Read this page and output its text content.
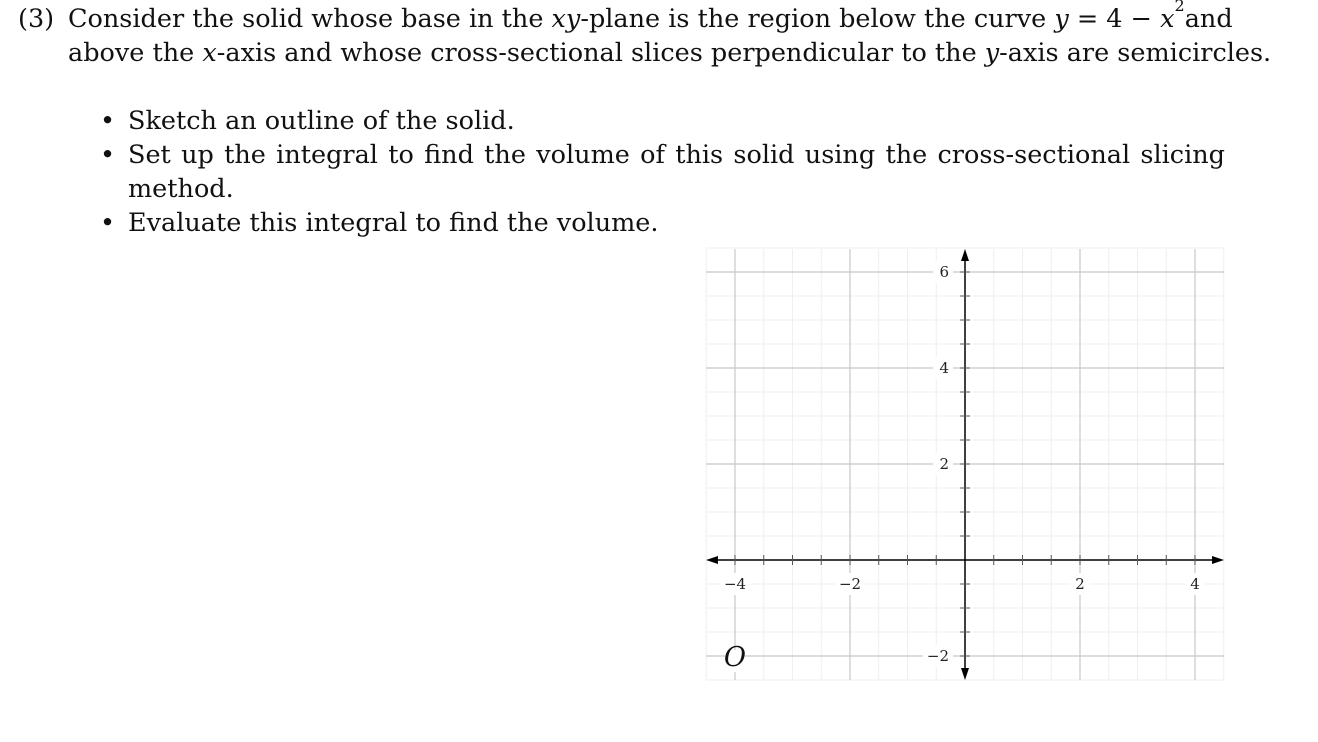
(3) Consider the solid whose base in the xy-plane is the region below the curve $y = 4 - x^2$ and
above the x-axis and whose cross-sectional slices perpendicular to the y-axis are semicircles.
• Sketch an outline of the solid.
• Set up the integral to find the volume of this solid using the cross-sectional slicing method.
• Evaluate this integral to find the volume.
−4	−2	2	4
6
4
2
−2
O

# # # # #

Your instructions:
All of the records above must be copied exactly, except for the pictures.

Exercise answer:
Read this page and output its text content.
(3) Consider the solid whose base in the xy-plane is the region below the curve $y = 4 - x^2$ and
above the x-axis and whose cross-sectional slices perpendicular to the y-axis are semicircles.
• Sketch an outline of the solid.
• Set up the integral to find the volume of this solid using the cross-sectional slicing method.
• Evaluate this integral to find the volume.
−4	−2	2	4
6
4
2
−2
O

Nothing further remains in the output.